*EXCERPTED TEXT*:
News - November, 2019
In September 2019, French President Emmanuel Macron announced €5 billion for French start-ups. This has been unprecedented, but we believe it’s only the beginning of sustained growth of European technology investing.
Technology investment in Europe is unreasonably low
Technology investment in Europe has been growing at a good pace since the financial crisis in 2007/08. However, if you compare countries’ technology investments as a percentage of GDP all European countries are lagging far behind the global leaders, USA and Israel:
In other words, a 10x growth of European technology investments in the coming years, would simply mean we are catching up with where the leaders are today.
Are there any structural reasons why it this cannot happen? No. Does Europe lack engineering talent? No, in fact Europe boasts 5.7 million developers against the 4 million in the US (1). Are European countries fundamentally uncompetitive? Some do better than others, but the Netherlands, Switzerland, Germany, Sweden, the UK and Denmark all rank among the top ten on the 2019 Global Competitiveness Index (2) . Is the performance of tech investments in Europe inferior to the US? For many years this was certainly the case, but more recent comparisons (3) suggest both sides of the Atlantic are broadly at parity in terms of investment returns.
There don’t seem to be any reasons that would prevent Europe from catching up, but there is a big reason why it hasn’t happened so far: time.
A tech ecosystem is like a big flywheel
A tech ecosystem is like a big flywheel, relying on multiple, very slow positive feedback loops:
Successful exits attract more capital to the industry, which allows more firms to get funded, which in turn leads to more successful exits. That loop is powerful but takes something like seven years or more to complete.
Successful exits release experienced — and wealthy — founders, employees and investors back into the industry, who start and fund more firms, which in turn leads to more successful exits. That loop also takes something like seven years.
Finally, successful exits, as well as failures, grow the knowledge in the industry, which in turn leads to more successful exits. That loop is maybe a little shorter, but it also takes 3–5 years.
Depending on how you count, tech investing in Europe started in a meaningful way in the very late 1990s. The ecosystem grows and matures from one cycle to the next, but since one cycle takes roughly seven years, Europe is only through its third iteration. Its technology ecosystem is growing at roughly the same 15% annually that can be observed in the US, but the US has started 25 years before which explains the 10x difference in size.
Catching up is possible
Two nations have proven that catching up is possible, if the government recognizes the strategic importance of fostering global technology champions: Israel and China.

*DIRECTIVES*:
1. According to the article on European technology investing, how many developers does Europe have?
2. Could you resume the article on European technology investing, picking up right after its final sentence about Israel and China?
These lines have nothing to do with the article on European technology investing.

*RECORD EXTRACTS*:
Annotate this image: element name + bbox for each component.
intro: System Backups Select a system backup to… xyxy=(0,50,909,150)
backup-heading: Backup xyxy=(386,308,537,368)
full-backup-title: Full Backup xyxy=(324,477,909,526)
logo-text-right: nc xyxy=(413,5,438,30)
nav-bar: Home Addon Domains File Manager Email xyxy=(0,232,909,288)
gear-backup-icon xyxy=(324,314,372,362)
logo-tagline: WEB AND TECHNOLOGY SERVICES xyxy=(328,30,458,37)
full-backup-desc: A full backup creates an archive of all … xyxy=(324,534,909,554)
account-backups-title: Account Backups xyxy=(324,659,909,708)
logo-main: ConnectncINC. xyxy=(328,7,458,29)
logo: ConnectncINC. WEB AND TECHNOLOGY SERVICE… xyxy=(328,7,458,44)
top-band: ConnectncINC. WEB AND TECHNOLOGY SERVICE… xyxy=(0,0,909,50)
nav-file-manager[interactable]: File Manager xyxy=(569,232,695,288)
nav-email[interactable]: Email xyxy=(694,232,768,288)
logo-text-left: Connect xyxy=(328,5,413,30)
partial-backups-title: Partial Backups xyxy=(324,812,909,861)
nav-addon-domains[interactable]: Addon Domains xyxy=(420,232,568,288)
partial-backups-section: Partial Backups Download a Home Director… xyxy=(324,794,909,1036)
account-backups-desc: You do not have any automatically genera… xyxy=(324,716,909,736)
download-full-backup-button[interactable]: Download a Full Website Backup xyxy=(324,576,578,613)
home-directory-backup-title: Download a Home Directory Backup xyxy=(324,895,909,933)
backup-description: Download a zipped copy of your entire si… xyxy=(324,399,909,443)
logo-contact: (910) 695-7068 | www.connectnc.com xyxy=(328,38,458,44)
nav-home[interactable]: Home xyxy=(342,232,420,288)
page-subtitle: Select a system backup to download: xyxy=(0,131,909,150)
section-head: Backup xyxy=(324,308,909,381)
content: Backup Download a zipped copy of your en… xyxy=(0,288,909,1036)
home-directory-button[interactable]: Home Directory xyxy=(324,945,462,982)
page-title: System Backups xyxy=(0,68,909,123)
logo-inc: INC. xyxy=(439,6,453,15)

...

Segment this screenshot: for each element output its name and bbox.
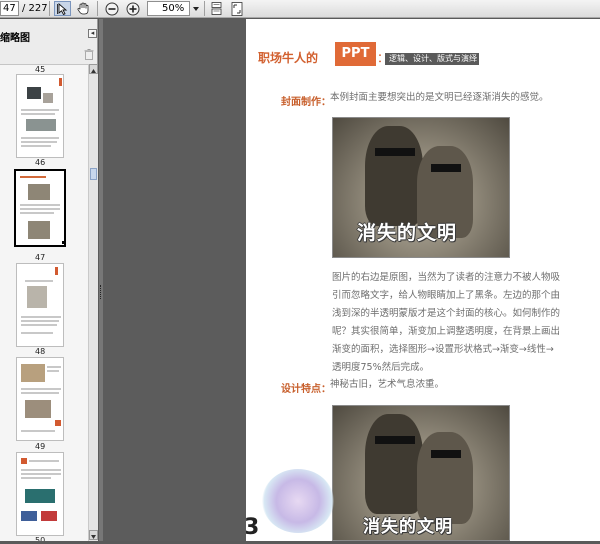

*OUTPUTS*:
1. Europe has 5.7 million developers.

2.
In the 1990s, there was no technology ecosystem in Israel. The country had a highly educated workforce, strong research — mostly for military purposes — and entrepreneurial founders but no investment ecosystem. Programs such as the BIRD Foundation and the Yozma state-backing for the 10 first local venture capital funds put a snowball in motion that makes Israel a hotbed of technology investments today.
China realized that military parity with the US cannot be achieved without technological parity. In 1999, the State Council issued the “Decision to Develop High Technology through Innovation and Industrialization”, which helped expedite the growth of the VC industry (4). More recently, China has announced the “Made in China 2025” initiative that creates dozens of research centers and a billion dollar support for VC funds. Local governments, competing with one another, are setting up incubators with free office space, subsidies and support in building businesses. Early Champions such as Alibaba, Tencent and Baidu are reinvesting their riches in new start-ups. As a result, within 10 years only the Chinese technology investments came from nowhere and has pulled ahead of Europe to reach parity with the US today:
The European future can be bright
The European tech ecosystem is — measured in investments as percentage of GDP — lacking far behind the US, but there is no structural reason this cannot be changed. Israel and China have proven that a concerted effort of business and government to grow the technology investment market can lead to rapid growth and catching up with the US. In Europe, all the ingredients to do the same are there. It simply is up to all of us, founders, tech investors, the big asset managers and the government to decide that Europe wants to be a global player in technology.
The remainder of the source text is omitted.